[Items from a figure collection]
=== Begin Enclosure ===
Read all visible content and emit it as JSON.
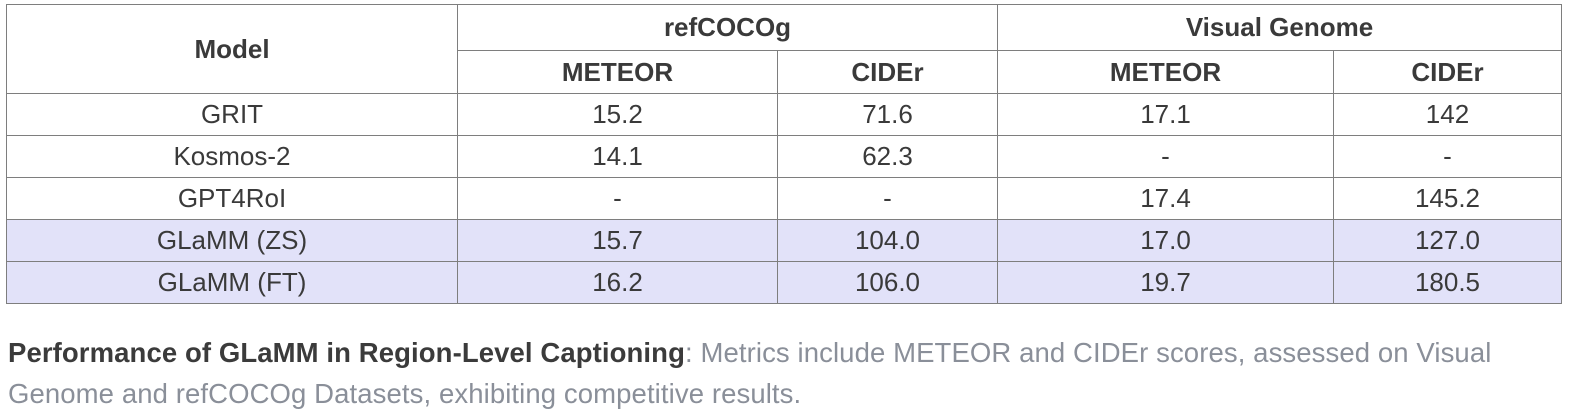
{
  "table": {
    "header": {
      "model_label": "Model",
      "group_refcocog": "refCOCOg",
      "group_visual_genome": "Visual Genome",
      "metric_meteor_1": "METEOR",
      "metric_cider_1": "CIDEr",
      "metric_meteor_2": "METEOR",
      "metric_cider_2": "CIDEr"
    },
    "rows": [
      {
        "model": "GRIT",
        "values": [
          "15.2",
          "71.6",
          "17.1",
          "142"
        ],
        "highlight": false,
        "bold_values": false
      },
      {
        "model": "Kosmos-2",
        "values": [
          "14.1",
          "62.3",
          "-",
          "-"
        ],
        "highlight": false,
        "bold_values": false
      },
      {
        "model": "GPT4RoI",
        "values": [
          "-",
          "-",
          "17.4",
          "145.2"
        ],
        "highlight": false,
        "bold_values": false
      },
      {
        "model": "GLaMM (ZS)",
        "values": [
          "15.7",
          "104.0",
          "17.0",
          "127.0"
        ],
        "highlight": true,
        "bold_values": false
      },
      {
        "model": "GLaMM (FT)",
        "values": [
          "16.2",
          "106.0",
          "19.7",
          "180.5"
        ],
        "highlight": true,
        "bold_values": true
      }
    ]
  },
  "caption": {
    "title": "Performance of GLaMM in Region-Level Captioning",
    "rest": ": Metrics include METEOR and CIDEr scores, assessed on Visual Genome and refCOCOg Datasets, exhibiting competitive results."
  },
  "colors": {
    "highlight_row": "#e2e2f9",
    "table_border": "#7e7e7e",
    "table_text": "#3a3a3a",
    "caption_title_text": "#3b3b3b",
    "caption_muted_text": "#8a8f99"
  }
}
=== End Enclosure ===
(EXERCISE GOAL)
The required output is a copy of each line in the records where the string "refCOCOg" occurs.

(OUTPUT)
      "group_refcocog": "refCOCOg",
    "rest": ": Metrics include METEOR and CIDEr scores, assessed on Visual Genome and refCOCOg Datasets, exhibiting competitive results."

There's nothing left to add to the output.